:: OBJECTIF 1 ::
D'après l'extrait sur l'attente à l'aéroport, les affirmations suivantes sont-elles exactes ? (a) Les vols d'Airfrance partent à l'heure. (b) C'est la première fois que la personne qui écrit attend à ce terminal. (c) Le jeu favori consiste notamment à deviner d'où vient un autre voyageur. Répondez par oui ou non pour chacune, en citant les mots décisifs de l'extrait.

:: EXTRAIT ::
┌──

Et pendant ce temps là, à la porte F26 de l’aéroport Charles de Gaulle 2.

     C’est depuis l’aéroport que je me décide à blablater sur ma vie.

      Les sandwiches à l’oeuf d’Airfrance ne sont certes pas mauvais, mais ce n’est pas une raison pour faire partir tous ses vols avec du retard. C’est la deuxième fois que je me retrouve assise au terminal de ce cher Charles, à contempler les flux internationaux de personnes. Je m’adonne donc à mon jeu favori : il suffit de sélectionner un de ses camarades d’attente interminable, de le scruter de haut en bas et de deviner, en se fondant sur des critères tout à fait arbitraires et inconsistants – tels que la couleur de cheveux et le degré de bronzage post-vacancier – d’où il vient, où il va et surtout, pourquoi il y va.

└──

:: OBJECTIF 2 ::
Dans les enregistrements, reprenez les lignes depuis la toute première jusqu'à celle qui contient « clock-time[interactable]: 07:10 (834, 479, 854, 488) », incluse. Substituez « comment-icon » à « reply-icon » et ne modifiez rien d'autre.

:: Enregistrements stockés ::
┌──

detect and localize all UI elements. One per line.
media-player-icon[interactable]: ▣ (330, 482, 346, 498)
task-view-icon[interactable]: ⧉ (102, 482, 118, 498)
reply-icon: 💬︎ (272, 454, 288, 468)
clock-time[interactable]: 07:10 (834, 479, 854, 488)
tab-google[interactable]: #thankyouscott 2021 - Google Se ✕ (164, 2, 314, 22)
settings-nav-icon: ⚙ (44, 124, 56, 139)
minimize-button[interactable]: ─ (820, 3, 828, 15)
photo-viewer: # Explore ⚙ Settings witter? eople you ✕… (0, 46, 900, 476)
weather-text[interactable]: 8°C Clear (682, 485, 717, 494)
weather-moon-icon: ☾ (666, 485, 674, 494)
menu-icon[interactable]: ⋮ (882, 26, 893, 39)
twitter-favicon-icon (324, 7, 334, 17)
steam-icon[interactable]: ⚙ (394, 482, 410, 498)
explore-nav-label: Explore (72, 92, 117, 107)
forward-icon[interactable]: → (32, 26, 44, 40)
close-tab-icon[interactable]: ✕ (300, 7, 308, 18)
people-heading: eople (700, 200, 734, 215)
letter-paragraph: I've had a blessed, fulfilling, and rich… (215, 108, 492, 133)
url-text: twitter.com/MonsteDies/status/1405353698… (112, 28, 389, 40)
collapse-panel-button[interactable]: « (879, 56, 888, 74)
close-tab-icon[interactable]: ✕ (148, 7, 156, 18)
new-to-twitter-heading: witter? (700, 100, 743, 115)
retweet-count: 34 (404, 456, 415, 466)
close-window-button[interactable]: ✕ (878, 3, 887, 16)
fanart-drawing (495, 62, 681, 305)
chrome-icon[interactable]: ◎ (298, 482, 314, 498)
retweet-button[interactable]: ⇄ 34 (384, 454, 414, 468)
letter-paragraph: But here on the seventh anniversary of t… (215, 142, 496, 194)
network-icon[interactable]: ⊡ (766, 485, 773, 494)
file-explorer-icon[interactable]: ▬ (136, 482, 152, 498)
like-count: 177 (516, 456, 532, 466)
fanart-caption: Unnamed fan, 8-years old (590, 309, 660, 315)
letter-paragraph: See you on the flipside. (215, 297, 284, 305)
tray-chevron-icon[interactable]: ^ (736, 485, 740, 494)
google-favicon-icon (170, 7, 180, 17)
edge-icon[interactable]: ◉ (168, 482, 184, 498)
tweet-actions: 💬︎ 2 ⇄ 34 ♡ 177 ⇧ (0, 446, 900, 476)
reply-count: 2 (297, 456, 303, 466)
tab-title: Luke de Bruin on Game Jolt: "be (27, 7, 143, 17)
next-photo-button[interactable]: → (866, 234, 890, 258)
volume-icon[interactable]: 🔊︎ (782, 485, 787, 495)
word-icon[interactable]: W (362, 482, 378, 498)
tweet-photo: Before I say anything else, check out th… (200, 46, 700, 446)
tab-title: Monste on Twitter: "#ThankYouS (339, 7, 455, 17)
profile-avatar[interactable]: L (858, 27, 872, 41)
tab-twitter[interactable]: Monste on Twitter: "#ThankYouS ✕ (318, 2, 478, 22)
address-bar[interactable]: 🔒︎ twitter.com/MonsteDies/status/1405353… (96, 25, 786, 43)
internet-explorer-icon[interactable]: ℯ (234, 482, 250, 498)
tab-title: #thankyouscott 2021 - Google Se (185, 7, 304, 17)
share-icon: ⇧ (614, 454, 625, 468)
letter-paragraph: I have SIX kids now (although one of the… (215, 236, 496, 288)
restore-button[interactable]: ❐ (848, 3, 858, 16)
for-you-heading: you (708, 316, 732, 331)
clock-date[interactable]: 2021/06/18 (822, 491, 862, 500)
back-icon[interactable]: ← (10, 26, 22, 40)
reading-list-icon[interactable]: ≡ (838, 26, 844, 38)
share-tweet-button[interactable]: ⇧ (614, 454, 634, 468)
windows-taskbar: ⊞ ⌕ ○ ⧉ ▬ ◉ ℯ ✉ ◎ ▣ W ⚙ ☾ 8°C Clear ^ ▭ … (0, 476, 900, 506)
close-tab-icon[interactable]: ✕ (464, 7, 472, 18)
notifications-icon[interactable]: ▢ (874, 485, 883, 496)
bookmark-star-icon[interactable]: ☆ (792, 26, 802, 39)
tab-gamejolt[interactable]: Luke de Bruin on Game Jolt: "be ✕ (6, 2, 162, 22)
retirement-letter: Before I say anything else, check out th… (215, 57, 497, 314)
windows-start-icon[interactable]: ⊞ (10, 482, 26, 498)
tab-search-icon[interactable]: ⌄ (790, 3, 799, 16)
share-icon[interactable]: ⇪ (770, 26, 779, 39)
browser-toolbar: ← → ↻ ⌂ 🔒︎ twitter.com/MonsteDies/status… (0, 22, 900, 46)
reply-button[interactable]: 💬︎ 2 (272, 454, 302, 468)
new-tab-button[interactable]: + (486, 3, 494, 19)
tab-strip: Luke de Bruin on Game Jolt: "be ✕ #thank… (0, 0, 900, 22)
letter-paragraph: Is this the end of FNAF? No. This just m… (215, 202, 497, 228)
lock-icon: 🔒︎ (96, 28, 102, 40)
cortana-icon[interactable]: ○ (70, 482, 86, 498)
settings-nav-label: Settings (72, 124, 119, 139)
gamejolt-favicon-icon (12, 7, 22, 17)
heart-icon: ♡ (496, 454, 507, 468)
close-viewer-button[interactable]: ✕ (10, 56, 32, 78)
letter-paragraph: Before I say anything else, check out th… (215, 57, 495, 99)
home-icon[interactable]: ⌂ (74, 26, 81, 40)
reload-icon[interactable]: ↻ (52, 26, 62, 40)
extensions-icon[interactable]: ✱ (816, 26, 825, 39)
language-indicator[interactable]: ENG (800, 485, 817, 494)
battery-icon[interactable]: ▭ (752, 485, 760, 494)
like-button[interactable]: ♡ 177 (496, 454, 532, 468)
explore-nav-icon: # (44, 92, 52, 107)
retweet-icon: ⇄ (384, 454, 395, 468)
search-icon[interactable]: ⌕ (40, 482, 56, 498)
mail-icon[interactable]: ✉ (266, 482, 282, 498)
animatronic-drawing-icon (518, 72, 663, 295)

└──

:: RÉPONSE 1 ::
(a) Non : « ce n’est pas une raison pour faire partir tous ses vols avec du retard ».
(b) Non : « C’est la deuxième fois que je me retrouve assise au terminal de ce cher Charles ».
(c) Oui : « d’où il vient, où il va et surtout, pourquoi il y va ».

:: RÉPONSE 2 ::
detect and localize all UI elements. One per line.
media-player-icon[interactable]: ▣ (330, 482, 346, 498)
task-view-icon[interactable]: ⧉ (102, 482, 118, 498)
comment-icon: 💬︎ (272, 454, 288, 468)
clock-time[interactable]: 07:10 (834, 479, 854, 488)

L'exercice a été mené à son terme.